**SUPPLIED DATA:**
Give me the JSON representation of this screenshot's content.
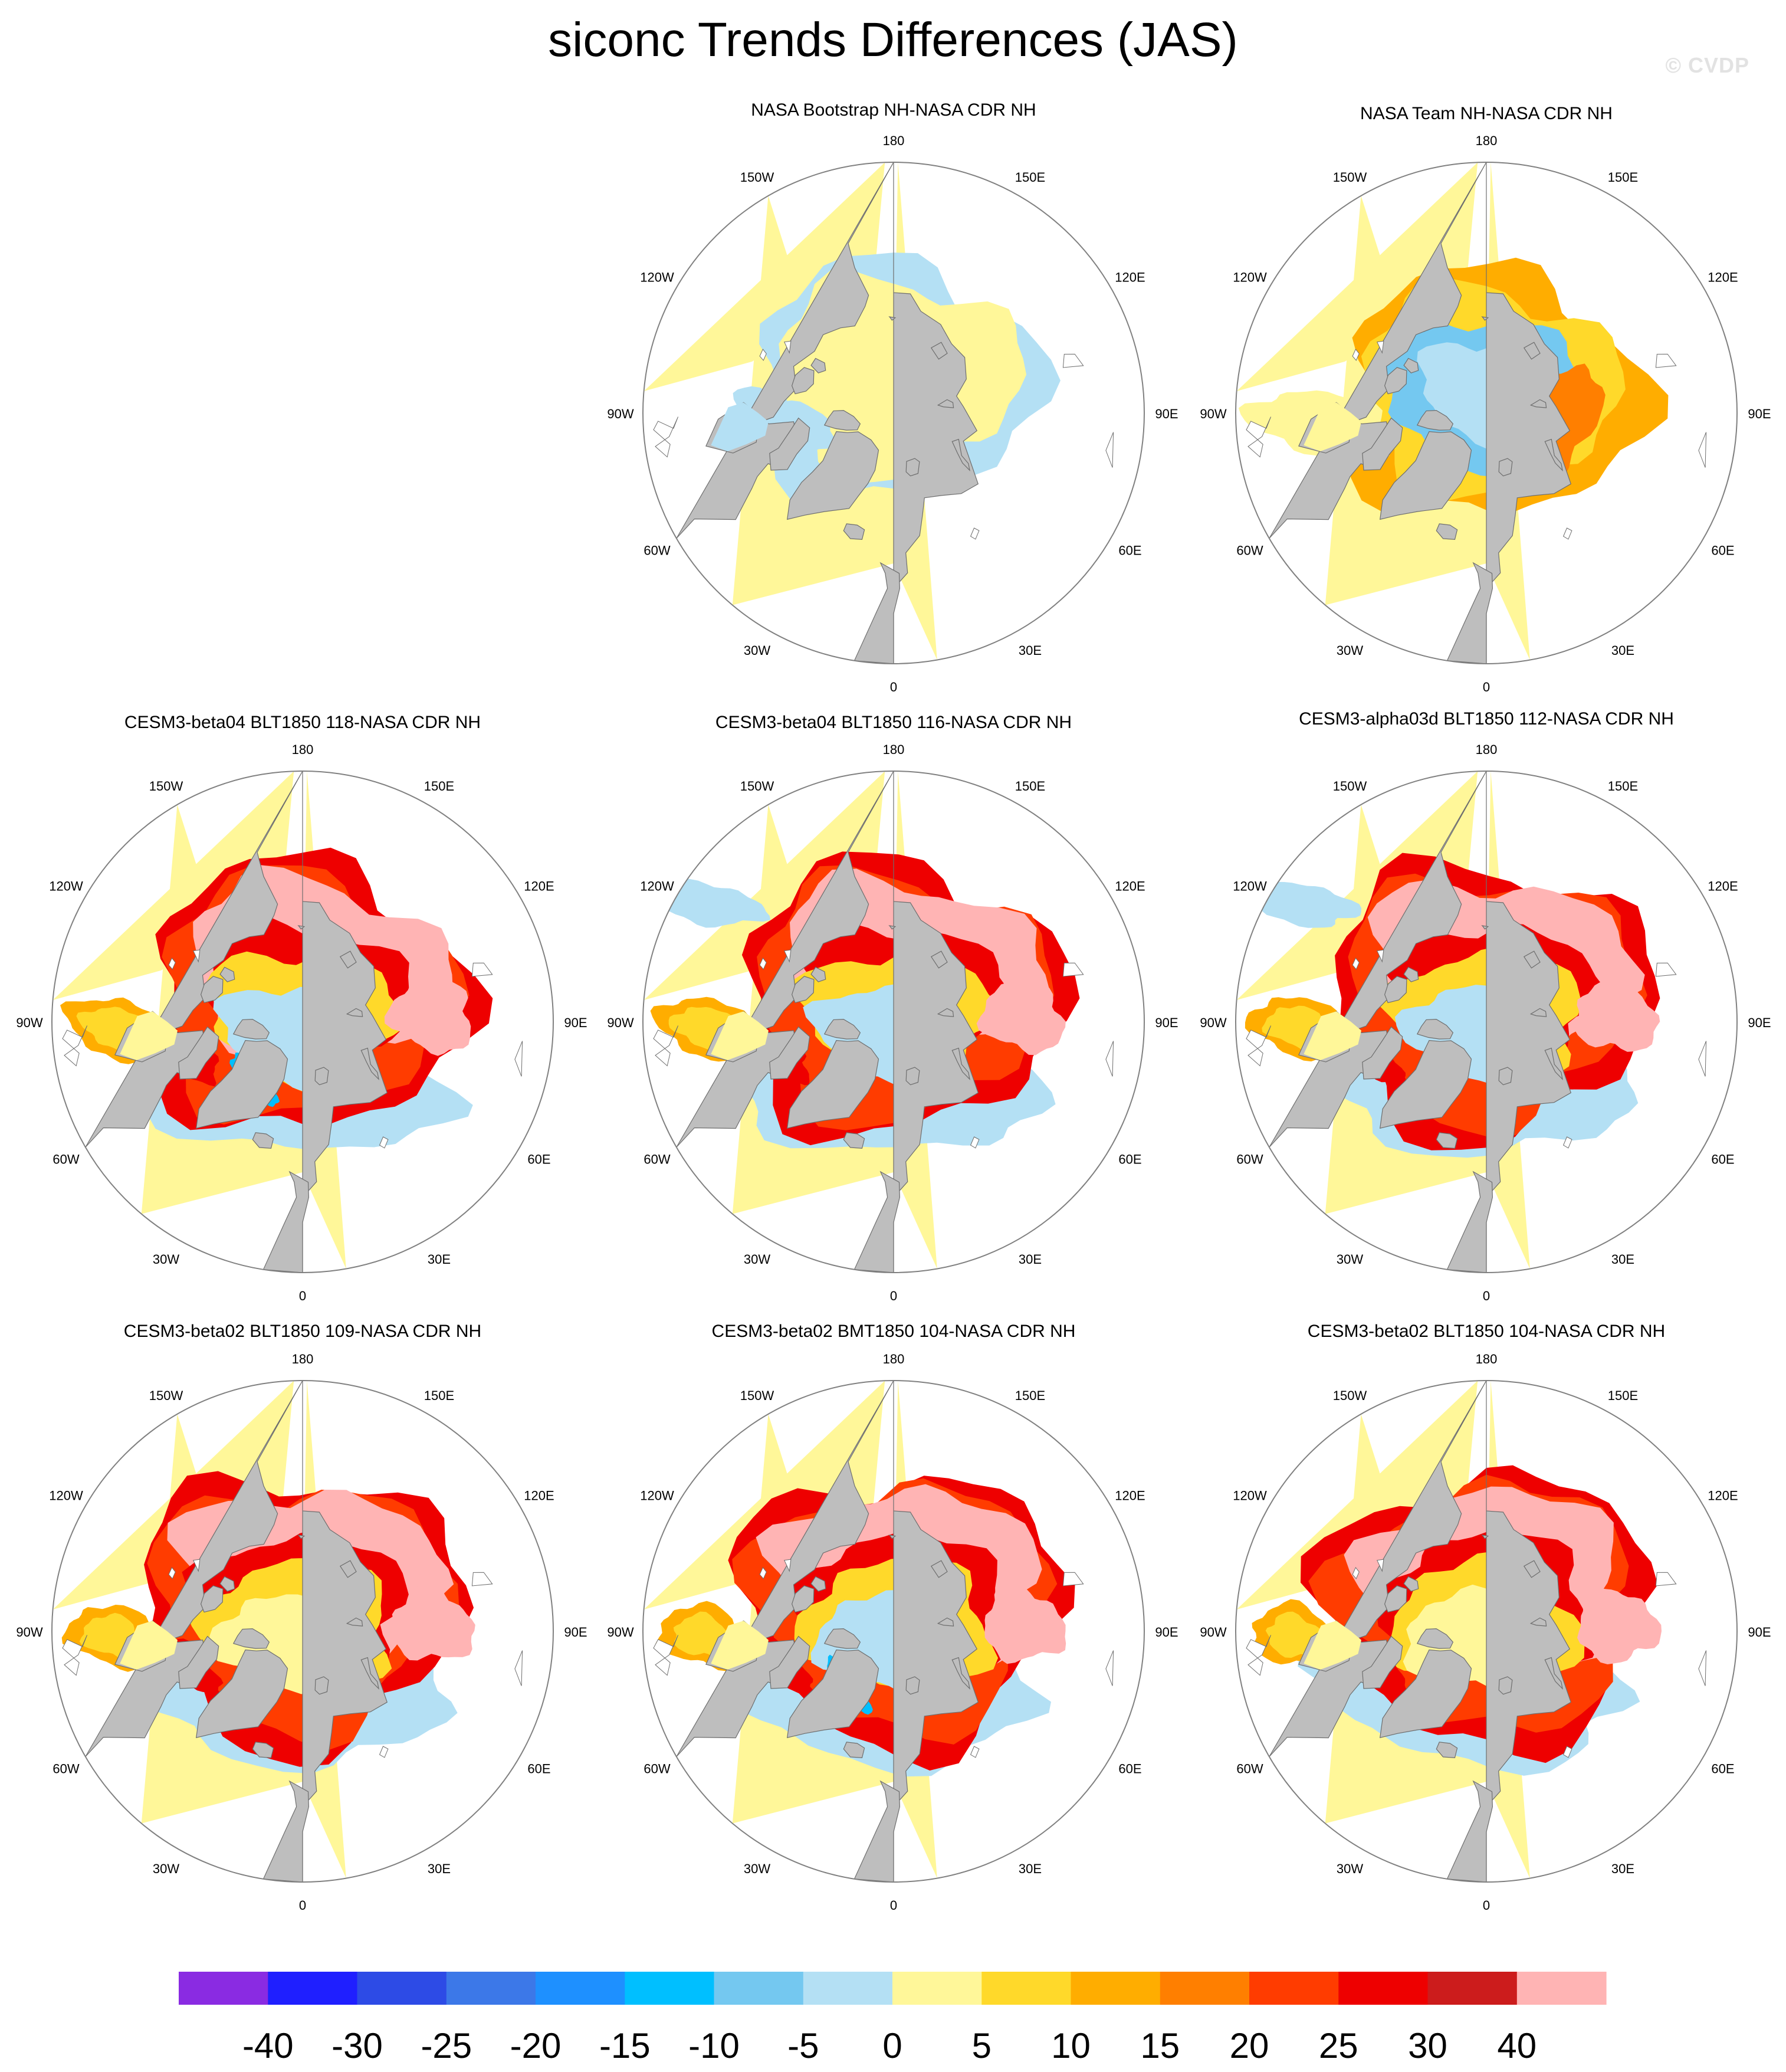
{
  "title": "siconc Trends Differences (JAS)",
  "watermark": "© CVDP",
  "panels": [
    {
      "title": "NASA Bootstrap NH-NASA CDR NH",
      "pattern": "obs_bootstrap"
    },
    {
      "title": "NASA Team NH-NASA CDR NH",
      "pattern": "obs_team"
    },
    {
      "title": "CESM3-beta04 BLT1850 118-NASA CDR NH",
      "pattern": "model_a"
    },
    {
      "title": "CESM3-beta04 BLT1850 116-NASA CDR NH",
      "pattern": "model_b"
    },
    {
      "title": "CESM3-alpha03d BLT1850 112-NASA CDR NH",
      "pattern": "model_c"
    },
    {
      "title": "CESM3-beta02 BLT1850 109-NASA CDR NH",
      "pattern": "model_d"
    },
    {
      "title": "CESM3-beta02 BMT1850 104-NASA CDR NH",
      "pattern": "model_e"
    },
    {
      "title": "CESM3-beta02 BLT1850 104-NASA CDR NH",
      "pattern": "model_f"
    }
  ],
  "lon_labels": [
    "180",
    "150E",
    "120E",
    "90E",
    "60E",
    "30E",
    "0",
    "30W",
    "60W",
    "90W",
    "120W",
    "150W"
  ],
  "colorbar": {
    "colors": [
      "#8a2be2",
      "#1f1fff",
      "#2d4be6",
      "#3c78e8",
      "#1e90ff",
      "#00bfff",
      "#74c8f0",
      "#b4e0f4",
      "#fff799",
      "#ffd92a",
      "#ffad00",
      "#ff7f00",
      "#ff3c00",
      "#ee0000",
      "#cc1c1c",
      "#ffb4b4"
    ],
    "tick_labels": [
      "-40",
      "-30",
      "-25",
      "-20",
      "-15",
      "-10",
      "-5",
      "0",
      "5",
      "10",
      "15",
      "20",
      "25",
      "30",
      "40"
    ]
  },
  "colors": {
    "land": "#bebebe",
    "outline": "#808080",
    "missing": "#ffffff"
  }
}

**TASK:** Using the listing above, list every line in which the string "pattern" occurs.

**CORRECT RESULT:**
      "pattern": "obs_bootstrap"
      "pattern": "obs_team"
      "pattern": "model_a"
      "pattern": "model_b"
      "pattern": "model_c"
      "pattern": "model_d"
      "pattern": "model_e"
      "pattern": "model_f"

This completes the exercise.